GIVEN RECORDS:
☆ ☆ ☆ ☆

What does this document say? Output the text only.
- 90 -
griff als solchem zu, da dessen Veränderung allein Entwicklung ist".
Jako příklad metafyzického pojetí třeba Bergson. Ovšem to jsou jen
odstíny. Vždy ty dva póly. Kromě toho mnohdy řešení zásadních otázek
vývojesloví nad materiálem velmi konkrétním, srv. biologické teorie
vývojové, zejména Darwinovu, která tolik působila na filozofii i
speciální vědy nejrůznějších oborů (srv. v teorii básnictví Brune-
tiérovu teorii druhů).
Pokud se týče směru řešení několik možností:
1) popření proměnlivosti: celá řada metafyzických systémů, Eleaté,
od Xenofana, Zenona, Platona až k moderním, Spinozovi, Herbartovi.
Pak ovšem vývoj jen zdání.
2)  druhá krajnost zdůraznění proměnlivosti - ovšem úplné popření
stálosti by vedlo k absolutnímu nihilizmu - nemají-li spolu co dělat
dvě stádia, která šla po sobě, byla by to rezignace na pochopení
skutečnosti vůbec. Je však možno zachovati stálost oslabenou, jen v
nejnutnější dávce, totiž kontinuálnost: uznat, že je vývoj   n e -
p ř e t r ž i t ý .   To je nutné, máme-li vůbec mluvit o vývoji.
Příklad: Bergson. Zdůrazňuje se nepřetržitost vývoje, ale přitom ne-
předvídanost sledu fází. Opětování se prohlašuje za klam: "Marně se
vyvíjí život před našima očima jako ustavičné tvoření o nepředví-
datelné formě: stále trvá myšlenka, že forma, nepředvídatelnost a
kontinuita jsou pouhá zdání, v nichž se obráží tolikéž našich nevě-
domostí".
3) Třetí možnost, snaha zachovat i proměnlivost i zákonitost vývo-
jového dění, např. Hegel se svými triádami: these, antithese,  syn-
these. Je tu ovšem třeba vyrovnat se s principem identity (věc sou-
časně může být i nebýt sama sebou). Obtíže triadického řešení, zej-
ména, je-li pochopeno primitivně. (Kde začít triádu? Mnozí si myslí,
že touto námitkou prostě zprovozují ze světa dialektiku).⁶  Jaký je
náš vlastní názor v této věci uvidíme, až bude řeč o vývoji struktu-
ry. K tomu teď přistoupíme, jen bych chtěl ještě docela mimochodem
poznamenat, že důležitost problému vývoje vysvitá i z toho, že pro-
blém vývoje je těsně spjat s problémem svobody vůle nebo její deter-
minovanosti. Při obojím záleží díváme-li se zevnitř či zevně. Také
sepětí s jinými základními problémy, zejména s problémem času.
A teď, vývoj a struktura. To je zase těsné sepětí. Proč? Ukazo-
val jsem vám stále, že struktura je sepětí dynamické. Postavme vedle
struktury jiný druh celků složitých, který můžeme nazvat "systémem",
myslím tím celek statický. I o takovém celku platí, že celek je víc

☆ ☆ ☆ ☆

Single out each line of the records above with the string "sepětí" in it, and copy it.

SOLUTION TO THIS TASK:
sepětí s jinými základními problémy, zejména s problémem času.
A teď, vývoj a struktura. To je zase těsné sepětí. Proč? Ukazo-
val jsem vám stále, že struktura je sepětí dynamické. Postavme vedle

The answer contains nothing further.